# Material for this exercise start

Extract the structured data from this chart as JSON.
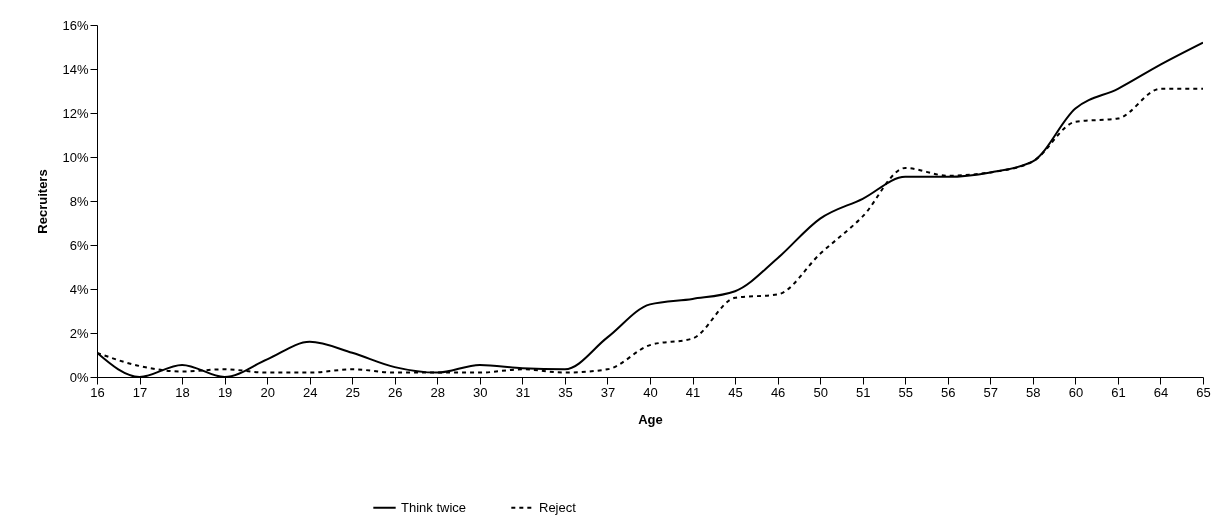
{
  "chart_data": {
    "type": "line",
    "xlabel": "Age",
    "ylabel": "Recruiters",
    "categories": [
      "16",
      "17",
      "18",
      "19",
      "20",
      "24",
      "25",
      "26",
      "28",
      "30",
      "31",
      "35",
      "37",
      "40",
      "41",
      "45",
      "46",
      "50",
      "51",
      "55",
      "56",
      "57",
      "58",
      "60",
      "61",
      "64",
      "65"
    ],
    "series": [
      {
        "name": "Think twice",
        "color": "#000000",
        "line_style": "solid",
        "values": [
          1.1,
          0,
          0.55,
          0,
          0.8,
          1.6,
          1.1,
          0.45,
          0.2,
          0.55,
          0.4,
          0.35,
          1.8,
          3.3,
          3.55,
          3.9,
          5.4,
          7.2,
          8.1,
          9.1,
          9.1,
          9.3,
          9.8,
          12.2,
          13.1,
          14.2,
          15.2
        ]
      },
      {
        "name": "Reject",
        "color": "#000000",
        "line_style": "dashed",
        "values": [
          1.1,
          0.5,
          0.25,
          0.35,
          0.2,
          0.2,
          0.35,
          0.2,
          0.2,
          0.2,
          0.35,
          0.2,
          0.35,
          1.45,
          1.75,
          3.6,
          3.75,
          5.6,
          7.3,
          9.5,
          9.15,
          9.3,
          9.8,
          11.6,
          11.75,
          13.1,
          13.1
        ]
      }
    ],
    "ylim": [
      0,
      16
    ],
    "yticks": [
      {
        "value": 0,
        "label": "0%"
      },
      {
        "value": 2,
        "label": "2%"
      },
      {
        "value": 4,
        "label": "4%"
      },
      {
        "value": 6,
        "label": "6%"
      },
      {
        "value": 8,
        "label": "8%"
      },
      {
        "value": 10,
        "label": "10%"
      },
      {
        "value": 12,
        "label": "12%"
      },
      {
        "value": 14,
        "label": "14%"
      },
      {
        "value": 16,
        "label": "16%"
      }
    ],
    "grid": false,
    "legend": "bottom",
    "marker": "none"
  }
}
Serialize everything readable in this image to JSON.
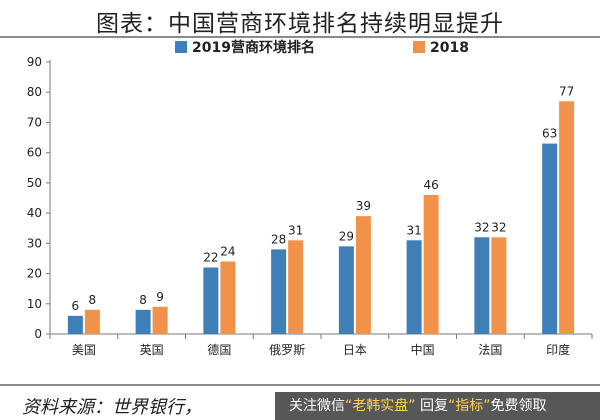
{
  "title": "图表：中国营商环境排名持续明显提升",
  "source_text": "资料来源：世界银行，",
  "overlay": {
    "prefix": "关注微信",
    "account": "“老韩实盘”",
    "middle": "回复",
    "keyword": "“指标”",
    "suffix": "免费领取"
  },
  "colors": {
    "series_2019": "#3f7fb8",
    "series_2018": "#f0924a",
    "axis": "#7a7a7a",
    "rule": "#8a8a8a"
  },
  "chart_data": {
    "type": "bar",
    "categories": [
      "美国",
      "英国",
      "德国",
      "俄罗斯",
      "日本",
      "中国",
      "法国",
      "印度"
    ],
    "series": [
      {
        "name": "2019营商环境排名",
        "values": [
          6,
          8,
          22,
          28,
          29,
          31,
          32,
          63
        ]
      },
      {
        "name": "2018",
        "values": [
          8,
          9,
          24,
          31,
          39,
          46,
          32,
          77
        ]
      }
    ],
    "ylim": [
      0,
      90
    ],
    "yticks": [
      0,
      10,
      20,
      30,
      40,
      50,
      60,
      70,
      80,
      90
    ],
    "grid": false,
    "legend_position": "top"
  }
}
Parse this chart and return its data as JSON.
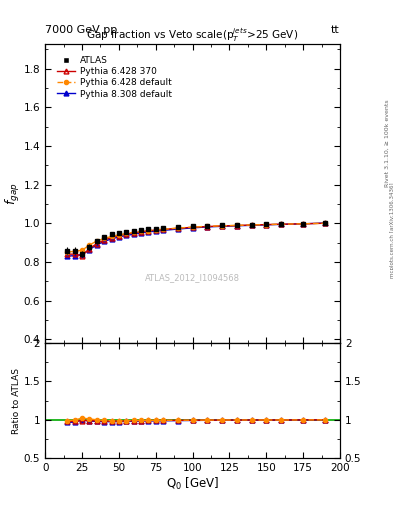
{
  "title": "Gap fraction vs Veto scale(p$_T^{jets}$>25 GeV)",
  "header_left": "7000 GeV pp",
  "header_right": "tt",
  "xlabel": "Q$_0$ [GeV]",
  "ylabel_main": "f$_{gap}$",
  "ylabel_ratio": "Ratio to ATLAS",
  "right_label_top": "Rivet 3.1.10, ≥ 100k events",
  "right_label_bot": "mcplots.cern.ch [arXiv:1306.3436]",
  "watermark": "ATLAS_2012_I1094568",
  "x_data": [
    15,
    20,
    25,
    30,
    35,
    40,
    45,
    50,
    55,
    60,
    65,
    70,
    75,
    80,
    90,
    100,
    110,
    120,
    130,
    140,
    150,
    160,
    175,
    190
  ],
  "atlas_y": [
    0.858,
    0.858,
    0.84,
    0.877,
    0.907,
    0.928,
    0.942,
    0.951,
    0.957,
    0.961,
    0.965,
    0.969,
    0.972,
    0.975,
    0.98,
    0.984,
    0.987,
    0.989,
    0.991,
    0.993,
    0.995,
    0.997,
    0.998,
    1.0
  ],
  "atlas_err": [
    0.018,
    0.018,
    0.016,
    0.014,
    0.012,
    0.01,
    0.009,
    0.008,
    0.007,
    0.007,
    0.006,
    0.006,
    0.006,
    0.005,
    0.005,
    0.004,
    0.004,
    0.004,
    0.003,
    0.003,
    0.003,
    0.003,
    0.002,
    0.002
  ],
  "pythia6_370_y": [
    0.84,
    0.84,
    0.832,
    0.868,
    0.895,
    0.913,
    0.926,
    0.936,
    0.944,
    0.95,
    0.956,
    0.961,
    0.965,
    0.968,
    0.974,
    0.979,
    0.983,
    0.986,
    0.988,
    0.991,
    0.993,
    0.995,
    0.997,
    1.0
  ],
  "pythia6_default_y": [
    0.85,
    0.855,
    0.86,
    0.887,
    0.908,
    0.921,
    0.932,
    0.94,
    0.947,
    0.953,
    0.958,
    0.962,
    0.966,
    0.969,
    0.975,
    0.98,
    0.984,
    0.987,
    0.989,
    0.991,
    0.993,
    0.995,
    0.997,
    1.0
  ],
  "pythia8_default_y": [
    0.83,
    0.832,
    0.838,
    0.864,
    0.888,
    0.906,
    0.919,
    0.929,
    0.937,
    0.943,
    0.95,
    0.955,
    0.959,
    0.963,
    0.97,
    0.976,
    0.981,
    0.984,
    0.987,
    0.989,
    0.992,
    0.994,
    0.997,
    1.001
  ],
  "atlas_color": "#000000",
  "pythia6_370_color": "#cc0000",
  "pythia6_default_color": "#ff8800",
  "pythia8_default_color": "#0000cc",
  "ylim_main": [
    0.38,
    1.93
  ],
  "ylim_ratio": [
    0.5,
    2.0
  ],
  "xlim": [
    10,
    200
  ]
}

# Material for this exercise end

**Set exercise**
Transcribe all the lines above exactly, apart from the pictures.

**Response to this exercise**
Extract the structured data from this chart as JSON.
{
  "chart_data": {
    "type": "line",
    "xlabel": "Age",
    "ylabel": "Recruiters",
    "categories": [
      "16",
      "17",
      "18",
      "19",
      "20",
      "24",
      "25",
      "26",
      "28",
      "30",
      "31",
      "35",
      "37",
      "40",
      "41",
      "45",
      "46",
      "50",
      "51",
      "55",
      "56",
      "57",
      "58",
      "60",
      "61",
      "64",
      "65"
    ],
    "series": [
      {
        "name": "Think twice",
        "color": "#000000",
        "line_style": "solid",
        "values": [
          1.1,
          0,
          0.55,
          0,
          0.8,
          1.6,
          1.1,
          0.45,
          0.2,
          0.55,
          0.4,
          0.35,
          1.8,
          3.3,
          3.55,
          3.9,
          5.4,
          7.2,
          8.1,
          9.1,
          9.1,
          9.3,
          9.8,
          12.2,
          13.1,
          14.2,
          15.2
        ]
      },
      {
        "name": "Reject",
        "color": "#000000",
        "line_style": "dashed",
        "values": [
          1.1,
          0.5,
          0.25,
          0.35,
          0.2,
          0.2,
          0.35,
          0.2,
          0.2,
          0.2,
          0.35,
          0.2,
          0.35,
          1.45,
          1.75,
          3.6,
          3.75,
          5.6,
          7.3,
          9.5,
          9.15,
          9.3,
          9.8,
          11.6,
          11.75,
          13.1,
          13.1
        ]
      }
    ],
    "ylim": [
      0,
      16
    ],
    "yticks": [
      {
        "value": 0,
        "label": "0%"
      },
      {
        "value": 2,
        "label": "2%"
      },
      {
        "value": 4,
        "label": "4%"
      },
      {
        "value": 6,
        "label": "6%"
      },
      {
        "value": 8,
        "label": "8%"
      },
      {
        "value": 10,
        "label": "10%"
      },
      {
        "value": 12,
        "label": "12%"
      },
      {
        "value": 14,
        "label": "14%"
      },
      {
        "value": 16,
        "label": "16%"
      }
    ],
    "grid": false,
    "legend": "bottom",
    "marker": "none"
  }
}
Serialize everything readable in this image to JSON.
{
  "title": "图表：中国营商环境排名持续明显提升",
  "source_text": "资料来源：世界银行，",
  "overlay": {
    "prefix": "关注微信",
    "account": "“老韩实盘”",
    "middle": "回复",
    "keyword": "“指标”",
    "suffix": "免费领取"
  },
  "colors": {
    "series_2019": "#3f7fb8",
    "series_2018": "#f0924a",
    "axis": "#7a7a7a",
    "rule": "#8a8a8a"
  },
  "chart_data": {
    "type": "bar",
    "categories": [
      "美国",
      "英国",
      "德国",
      "俄罗斯",
      "日本",
      "中国",
      "法国",
      "印度"
    ],
    "series": [
      {
        "name": "2019营商环境排名",
        "values": [
          6,
          8,
          22,
          28,
          29,
          31,
          32,
          63
        ]
      },
      {
        "name": "2018",
        "values": [
          8,
          9,
          24,
          31,
          39,
          46,
          32,
          77
        ]
      }
    ],
    "ylim": [
      0,
      90
    ],
    "yticks": [
      0,
      10,
      20,
      30,
      40,
      50,
      60,
      70,
      80,
      90
    ],
    "grid": false,
    "legend_position": "top"
  }
}
Parse this chart and return its data as JSON.
{
  "title": "Gap fraction vs Veto scale(p$_T^{jets}$>25 GeV)",
  "header_left": "7000 GeV pp",
  "header_right": "tt",
  "xlabel": "Q$_0$ [GeV]",
  "ylabel_main": "f$_{gap}$",
  "ylabel_ratio": "Ratio to ATLAS",
  "right_label_top": "Rivet 3.1.10, ≥ 100k events",
  "right_label_bot": "mcplots.cern.ch [arXiv:1306.3436]",
  "watermark": "ATLAS_2012_I1094568",
  "x_data": [
    15,
    20,
    25,
    30,
    35,
    40,
    45,
    50,
    55,
    60,
    65,
    70,
    75,
    80,
    90,
    100,
    110,
    120,
    130,
    140,
    150,
    160,
    175,
    190
  ],
  "atlas_y": [
    0.858,
    0.858,
    0.84,
    0.877,
    0.907,
    0.928,
    0.942,
    0.951,
    0.957,
    0.961,
    0.965,
    0.969,
    0.972,
    0.975,
    0.98,
    0.984,
    0.987,
    0.989,
    0.991,
    0.993,
    0.995,
    0.997,
    0.998,
    1.0
  ],
  "atlas_err": [
    0.018,
    0.018,
    0.016,
    0.014,
    0.012,
    0.01,
    0.009,
    0.008,
    0.007,
    0.007,
    0.006,
    0.006,
    0.006,
    0.005,
    0.005,
    0.004,
    0.004,
    0.004,
    0.003,
    0.003,
    0.003,
    0.003,
    0.002,
    0.002
  ],
  "pythia6_370_y": [
    0.84,
    0.84,
    0.832,
    0.868,
    0.895,
    0.913,
    0.926,
    0.936,
    0.944,
    0.95,
    0.956,
    0.961,
    0.965,
    0.968,
    0.974,
    0.979,
    0.983,
    0.986,
    0.988,
    0.991,
    0.993,
    0.995,
    0.997,
    1.0
  ],
  "pythia6_default_y": [
    0.85,
    0.855,
    0.86,
    0.887,
    0.908,
    0.921,
    0.932,
    0.94,
    0.947,
    0.953,
    0.958,
    0.962,
    0.966,
    0.969,
    0.975,
    0.98,
    0.984,
    0.987,
    0.989,
    0.991,
    0.993,
    0.995,
    0.997,
    1.0
  ],
  "pythia8_default_y": [
    0.83,
    0.832,
    0.838,
    0.864,
    0.888,
    0.906,
    0.919,
    0.929,
    0.937,
    0.943,
    0.95,
    0.955,
    0.959,
    0.963,
    0.97,
    0.976,
    0.981,
    0.984,
    0.987,
    0.989,
    0.992,
    0.994,
    0.997,
    1.001
  ],
  "atlas_color": "#000000",
  "pythia6_370_color": "#cc0000",
  "pythia6_default_color": "#ff8800",
  "pythia8_default_color": "#0000cc",
  "ylim_main": [
    0.38,
    1.93
  ],
  "ylim_ratio": [
    0.5,
    2.0
  ],
  "xlim": [
    10,
    200
  ]
}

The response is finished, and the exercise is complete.